(Dataset items)
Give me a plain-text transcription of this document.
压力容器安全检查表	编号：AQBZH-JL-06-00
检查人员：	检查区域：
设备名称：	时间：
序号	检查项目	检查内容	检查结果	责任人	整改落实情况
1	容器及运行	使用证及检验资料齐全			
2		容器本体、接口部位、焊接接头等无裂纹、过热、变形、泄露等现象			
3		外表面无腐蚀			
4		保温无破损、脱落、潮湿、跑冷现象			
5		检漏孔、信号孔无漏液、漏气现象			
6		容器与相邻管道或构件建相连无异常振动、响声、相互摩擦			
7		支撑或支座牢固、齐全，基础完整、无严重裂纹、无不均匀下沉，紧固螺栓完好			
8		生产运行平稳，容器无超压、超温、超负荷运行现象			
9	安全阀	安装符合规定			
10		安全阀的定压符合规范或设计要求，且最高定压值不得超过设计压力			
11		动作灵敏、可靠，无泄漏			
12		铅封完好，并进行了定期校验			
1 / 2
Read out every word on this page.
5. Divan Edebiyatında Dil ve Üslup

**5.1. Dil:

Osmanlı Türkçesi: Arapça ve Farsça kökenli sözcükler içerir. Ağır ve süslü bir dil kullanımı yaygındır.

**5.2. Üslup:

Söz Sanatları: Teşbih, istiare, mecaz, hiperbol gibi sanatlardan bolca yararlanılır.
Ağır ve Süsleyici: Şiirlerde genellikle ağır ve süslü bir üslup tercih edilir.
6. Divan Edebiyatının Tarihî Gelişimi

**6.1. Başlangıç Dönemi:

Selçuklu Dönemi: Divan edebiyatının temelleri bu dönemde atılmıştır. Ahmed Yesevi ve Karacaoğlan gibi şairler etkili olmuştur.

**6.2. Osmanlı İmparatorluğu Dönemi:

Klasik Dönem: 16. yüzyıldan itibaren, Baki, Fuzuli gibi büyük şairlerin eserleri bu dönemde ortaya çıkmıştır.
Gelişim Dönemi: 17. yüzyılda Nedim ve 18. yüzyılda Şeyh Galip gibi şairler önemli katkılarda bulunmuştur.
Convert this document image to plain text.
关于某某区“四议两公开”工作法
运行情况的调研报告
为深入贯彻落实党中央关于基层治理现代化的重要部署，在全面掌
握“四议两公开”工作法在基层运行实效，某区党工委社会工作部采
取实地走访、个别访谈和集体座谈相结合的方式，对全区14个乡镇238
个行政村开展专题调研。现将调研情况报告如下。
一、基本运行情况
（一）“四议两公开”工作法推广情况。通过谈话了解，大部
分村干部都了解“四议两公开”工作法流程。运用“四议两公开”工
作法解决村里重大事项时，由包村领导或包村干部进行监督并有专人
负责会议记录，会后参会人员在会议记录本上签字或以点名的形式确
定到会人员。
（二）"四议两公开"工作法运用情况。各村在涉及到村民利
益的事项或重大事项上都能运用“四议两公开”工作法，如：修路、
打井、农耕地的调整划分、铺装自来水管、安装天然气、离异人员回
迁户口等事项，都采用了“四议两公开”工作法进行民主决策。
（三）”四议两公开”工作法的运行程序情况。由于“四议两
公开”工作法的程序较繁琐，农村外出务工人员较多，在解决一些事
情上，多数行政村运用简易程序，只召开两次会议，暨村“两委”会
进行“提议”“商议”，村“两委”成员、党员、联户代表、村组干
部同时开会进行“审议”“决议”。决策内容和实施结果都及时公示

--

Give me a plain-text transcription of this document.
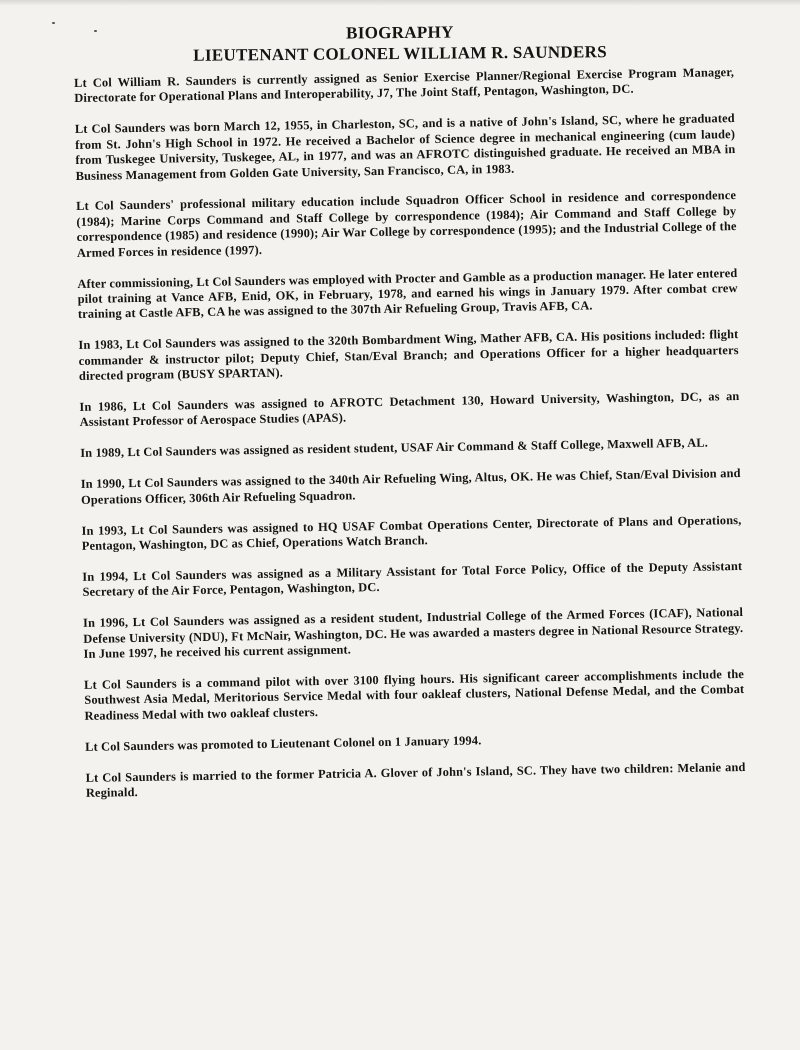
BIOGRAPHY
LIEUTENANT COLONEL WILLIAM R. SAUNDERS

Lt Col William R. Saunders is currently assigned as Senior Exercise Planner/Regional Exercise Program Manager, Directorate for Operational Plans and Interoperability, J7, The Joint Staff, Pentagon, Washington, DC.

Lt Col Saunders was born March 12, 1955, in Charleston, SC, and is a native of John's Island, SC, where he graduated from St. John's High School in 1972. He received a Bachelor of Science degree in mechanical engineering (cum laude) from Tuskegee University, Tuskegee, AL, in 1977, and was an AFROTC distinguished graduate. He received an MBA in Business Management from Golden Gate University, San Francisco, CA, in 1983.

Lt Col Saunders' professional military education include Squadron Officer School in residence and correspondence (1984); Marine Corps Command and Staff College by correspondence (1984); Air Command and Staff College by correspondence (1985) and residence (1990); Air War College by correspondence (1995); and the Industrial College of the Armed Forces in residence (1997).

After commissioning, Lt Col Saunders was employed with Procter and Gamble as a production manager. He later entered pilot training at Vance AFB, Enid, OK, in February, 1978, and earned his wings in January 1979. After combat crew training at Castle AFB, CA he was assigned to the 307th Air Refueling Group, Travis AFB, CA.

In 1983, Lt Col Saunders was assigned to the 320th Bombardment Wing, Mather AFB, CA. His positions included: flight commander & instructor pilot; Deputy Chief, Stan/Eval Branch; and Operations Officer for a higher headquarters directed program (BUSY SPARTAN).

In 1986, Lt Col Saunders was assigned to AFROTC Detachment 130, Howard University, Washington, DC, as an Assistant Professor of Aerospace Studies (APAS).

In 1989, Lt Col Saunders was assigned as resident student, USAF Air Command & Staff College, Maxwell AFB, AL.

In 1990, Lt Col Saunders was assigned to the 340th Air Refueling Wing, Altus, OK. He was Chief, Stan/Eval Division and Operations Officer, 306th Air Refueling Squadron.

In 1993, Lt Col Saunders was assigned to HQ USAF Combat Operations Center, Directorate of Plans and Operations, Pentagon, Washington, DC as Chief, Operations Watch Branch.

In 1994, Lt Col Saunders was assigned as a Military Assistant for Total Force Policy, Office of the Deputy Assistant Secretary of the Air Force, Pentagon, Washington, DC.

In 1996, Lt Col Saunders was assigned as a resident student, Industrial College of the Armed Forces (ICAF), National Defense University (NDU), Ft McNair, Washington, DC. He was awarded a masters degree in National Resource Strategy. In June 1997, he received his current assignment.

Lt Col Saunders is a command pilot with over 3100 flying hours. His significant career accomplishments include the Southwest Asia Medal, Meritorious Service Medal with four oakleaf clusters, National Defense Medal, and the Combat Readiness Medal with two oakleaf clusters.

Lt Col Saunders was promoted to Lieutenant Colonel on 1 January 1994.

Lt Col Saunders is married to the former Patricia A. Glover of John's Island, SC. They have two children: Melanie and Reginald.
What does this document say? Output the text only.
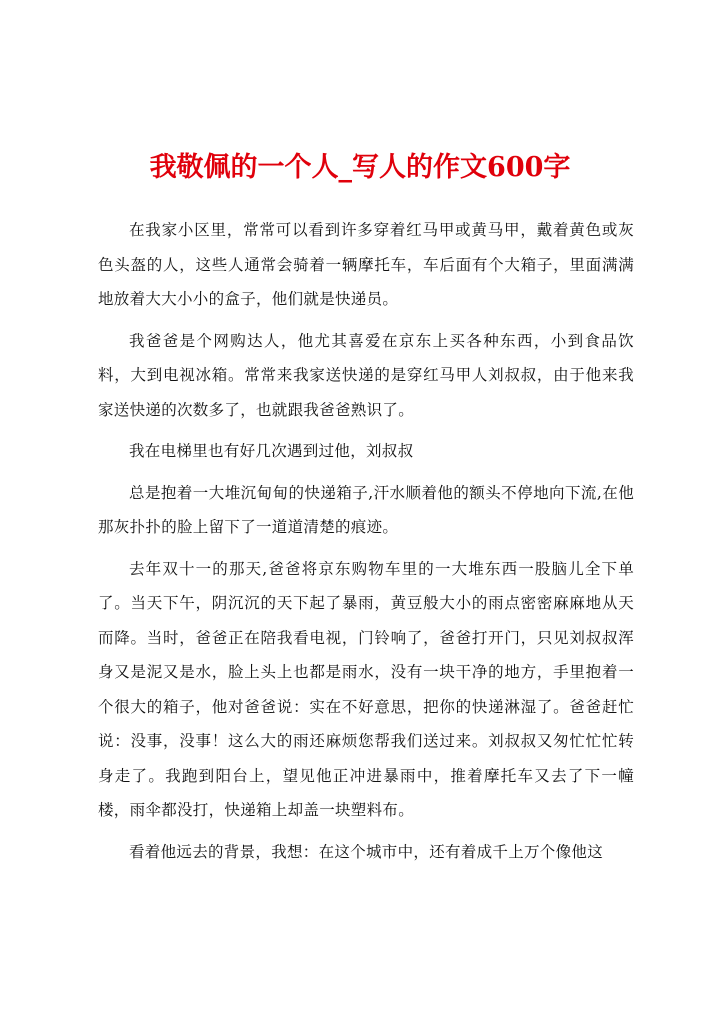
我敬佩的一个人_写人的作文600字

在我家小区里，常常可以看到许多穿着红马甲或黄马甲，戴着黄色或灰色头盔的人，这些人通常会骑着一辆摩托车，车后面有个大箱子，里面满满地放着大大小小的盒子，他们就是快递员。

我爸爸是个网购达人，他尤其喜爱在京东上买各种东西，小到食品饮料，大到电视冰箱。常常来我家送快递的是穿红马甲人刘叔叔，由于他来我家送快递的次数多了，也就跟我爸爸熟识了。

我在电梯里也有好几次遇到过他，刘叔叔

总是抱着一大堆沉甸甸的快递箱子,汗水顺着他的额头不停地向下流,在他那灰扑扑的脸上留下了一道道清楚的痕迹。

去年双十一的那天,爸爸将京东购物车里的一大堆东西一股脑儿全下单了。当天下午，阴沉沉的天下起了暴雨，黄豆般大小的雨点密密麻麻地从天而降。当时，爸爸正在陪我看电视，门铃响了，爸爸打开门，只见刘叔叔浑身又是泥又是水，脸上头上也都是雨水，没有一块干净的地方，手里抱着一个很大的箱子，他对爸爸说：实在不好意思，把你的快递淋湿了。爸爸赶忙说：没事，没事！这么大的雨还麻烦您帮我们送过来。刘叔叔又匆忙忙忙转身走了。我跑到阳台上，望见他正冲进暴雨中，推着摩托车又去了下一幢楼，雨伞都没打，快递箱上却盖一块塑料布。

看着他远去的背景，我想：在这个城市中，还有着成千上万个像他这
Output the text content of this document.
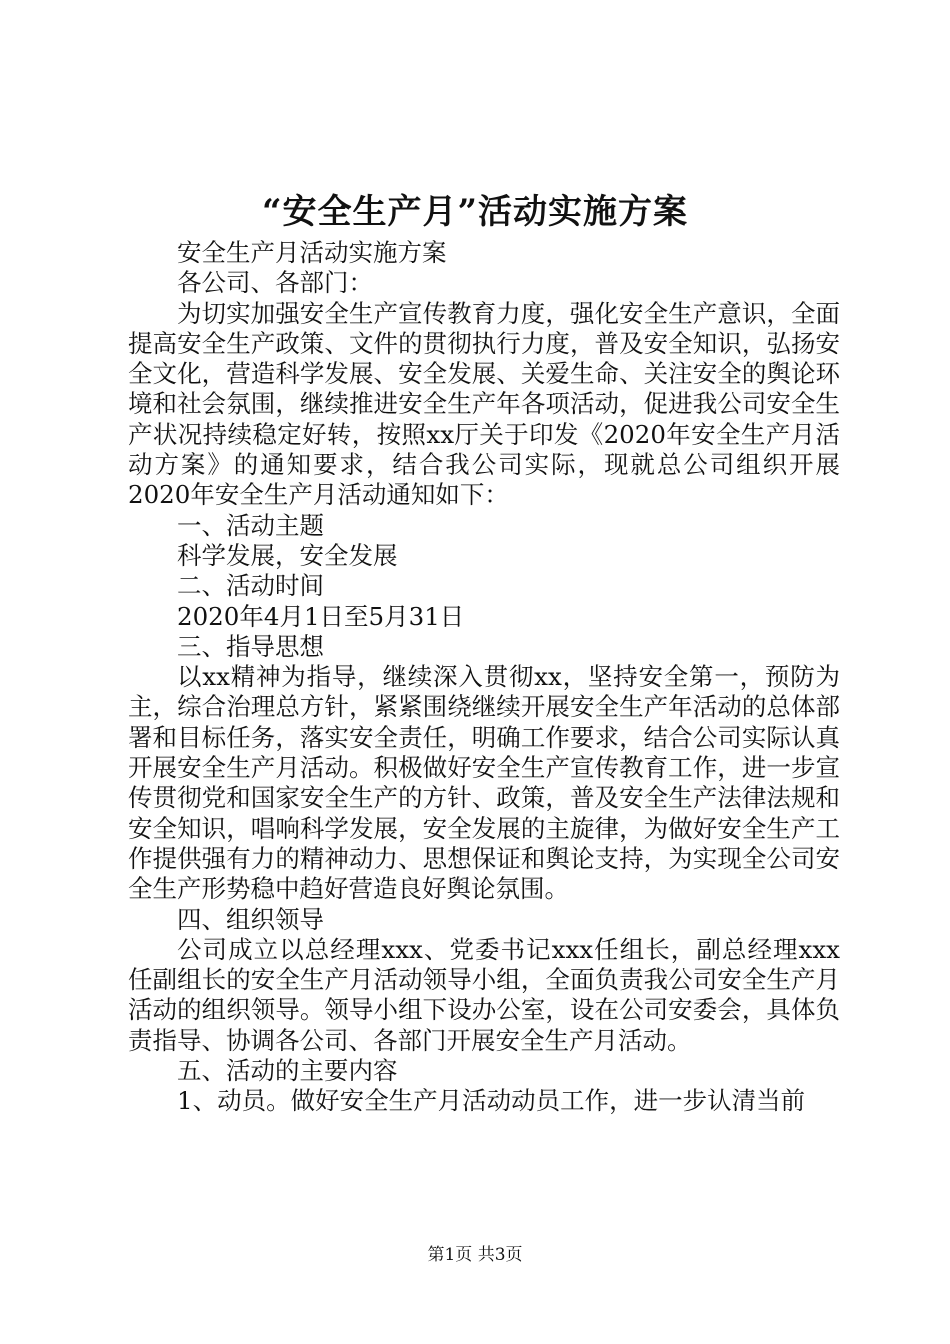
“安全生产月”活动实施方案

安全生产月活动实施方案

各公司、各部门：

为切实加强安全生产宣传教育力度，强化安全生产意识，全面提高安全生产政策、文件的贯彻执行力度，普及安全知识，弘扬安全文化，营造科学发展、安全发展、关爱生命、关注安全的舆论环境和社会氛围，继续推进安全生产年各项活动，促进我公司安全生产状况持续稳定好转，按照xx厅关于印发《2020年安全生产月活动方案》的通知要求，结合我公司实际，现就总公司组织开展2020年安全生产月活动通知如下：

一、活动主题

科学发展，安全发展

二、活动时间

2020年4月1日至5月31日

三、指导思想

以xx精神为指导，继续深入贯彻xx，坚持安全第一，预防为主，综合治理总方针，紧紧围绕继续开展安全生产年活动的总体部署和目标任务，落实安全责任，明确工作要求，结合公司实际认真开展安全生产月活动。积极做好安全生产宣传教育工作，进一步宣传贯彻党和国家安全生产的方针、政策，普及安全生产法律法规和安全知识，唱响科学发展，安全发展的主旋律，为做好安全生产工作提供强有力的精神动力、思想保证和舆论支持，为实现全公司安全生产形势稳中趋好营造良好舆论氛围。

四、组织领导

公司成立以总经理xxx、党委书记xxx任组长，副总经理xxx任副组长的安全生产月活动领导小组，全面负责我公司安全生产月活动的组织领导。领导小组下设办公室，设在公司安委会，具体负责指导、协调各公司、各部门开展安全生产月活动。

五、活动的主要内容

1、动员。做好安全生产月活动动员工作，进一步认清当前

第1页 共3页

* * *

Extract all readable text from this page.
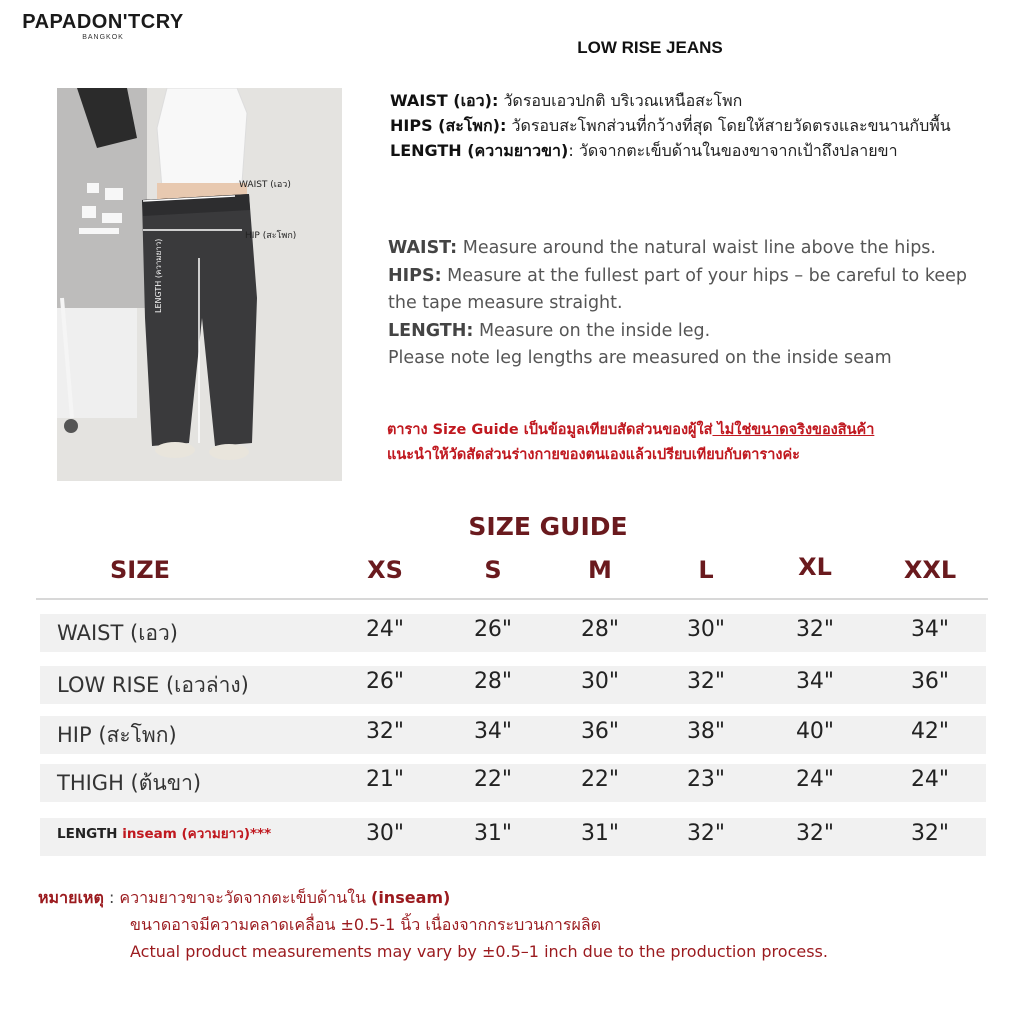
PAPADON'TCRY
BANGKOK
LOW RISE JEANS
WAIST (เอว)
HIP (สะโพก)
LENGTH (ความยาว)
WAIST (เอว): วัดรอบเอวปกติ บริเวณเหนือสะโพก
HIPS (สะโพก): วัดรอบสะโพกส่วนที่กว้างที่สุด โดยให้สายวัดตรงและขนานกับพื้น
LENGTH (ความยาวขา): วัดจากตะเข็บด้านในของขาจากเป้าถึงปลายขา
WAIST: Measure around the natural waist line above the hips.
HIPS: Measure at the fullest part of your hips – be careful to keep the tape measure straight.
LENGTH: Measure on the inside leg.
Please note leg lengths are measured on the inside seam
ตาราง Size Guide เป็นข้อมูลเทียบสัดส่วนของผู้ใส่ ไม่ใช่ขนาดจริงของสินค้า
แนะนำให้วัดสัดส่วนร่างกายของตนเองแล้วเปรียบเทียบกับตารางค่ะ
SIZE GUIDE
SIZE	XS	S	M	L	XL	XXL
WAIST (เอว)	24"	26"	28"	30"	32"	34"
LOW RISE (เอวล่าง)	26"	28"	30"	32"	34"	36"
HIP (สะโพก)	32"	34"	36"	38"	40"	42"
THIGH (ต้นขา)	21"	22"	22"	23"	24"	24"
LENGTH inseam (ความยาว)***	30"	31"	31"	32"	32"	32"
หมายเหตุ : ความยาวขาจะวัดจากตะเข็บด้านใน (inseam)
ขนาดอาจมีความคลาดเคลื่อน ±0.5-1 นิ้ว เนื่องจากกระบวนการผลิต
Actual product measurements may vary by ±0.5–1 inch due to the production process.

→ **What to produce**
Select every line in the records above that contains the word "Directorate".

→ **Task solution**
Lt Col William R. Saunders is currently assigned as Senior Exercise Planner/Regional Exercise Program Manager, Directorate for Operational Plans and Interoperability, J7, The Joint Staff, Pentagon, Washington, DC.
In 1993, Lt Col Saunders was assigned to HQ USAF Combat Operations Center, Directorate of Plans and Operations, Pentagon, Washington, DC as Chief, Operations Watch Branch.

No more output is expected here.